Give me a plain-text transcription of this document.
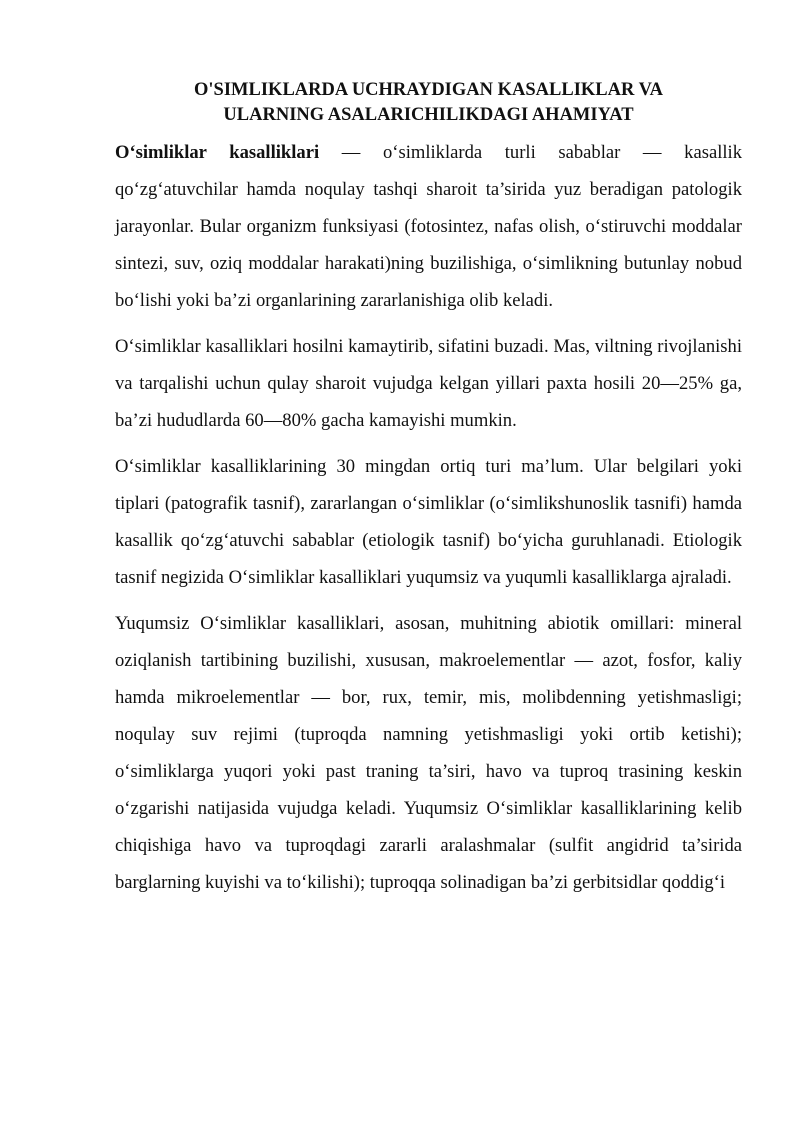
O'SIMLIKLARDA UCHRAYDIGAN KASALLIKLAR VA
ULARNING ASALARICHILIKDAGI AHAMIYAT

O‘simliklar kasalliklari — o‘simliklarda turli sabablar — kasallik qo‘zg‘atuvchilar hamda noqulay tashqi sharoit ta’sirida yuz beradigan patologik jarayonlar. Bular organizm funksiyasi (fotosintez, nafas olish, o‘stiruvchi moddalar sintezi, suv, oziq moddalar harakati)ning buzilishiga, o‘simlikning butunlay nobud bo‘lishi yoki ba’zi organlarining zararlanishiga olib keladi.

O‘simliklar kasalliklari hosilni kamaytirib, sifatini buzadi. Mas, viltning rivojlanishi va tarqalishi uchun qulay sharoit vujudga kelgan yillari paxta hosili 20—25% ga, ba’zi hududlarda 60—80% gacha kamayishi mumkin.

O‘simliklar kasalliklarining 30 mingdan ortiq turi ma’lum. Ular belgilari yoki tiplari (patografik tasnif), zararlangan o‘simliklar (o‘simlikshunoslik tasnifi) hamda kasallik qo‘zg‘atuvchi sabablar (etiologik tasnif) bo‘yicha guruhlanadi. Etiologik tasnif negizida O‘simliklar kasalliklari yuqumsiz va yuqumli kasalliklarga ajraladi.

Yuqumsiz O‘simliklar kasalliklari, asosan, muhitning abiotik omillari: mineral oziqlanish tartibining buzilishi, xususan, makroelementlar — azot, fosfor, kaliy hamda mikroelementlar — bor, rux, temir, mis, molibdenning yetishmasligi; noqulay suv rejimi (tuproqda namning yetishmasligi yoki ortib ketishi); o‘simliklarga yuqori yoki past traning ta’siri, havo va tuproq trasining keskin o‘zgarishi natijasida vujudga keladi. Yuqumsiz O‘simliklar kasalliklarining kelib chiqishiga havo va tuproqdagi zararli aralashmalar (sulfit angidrid ta’sirida barglarning kuyishi va to‘kilishi); tuproqqa solinadigan ba’zi gerbitsidlar qoddig‘i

•••

_WHAT IS EXPECTED_
Return solely the number of lines in the data that include the word "kasalliklari".

_ANSWER_
4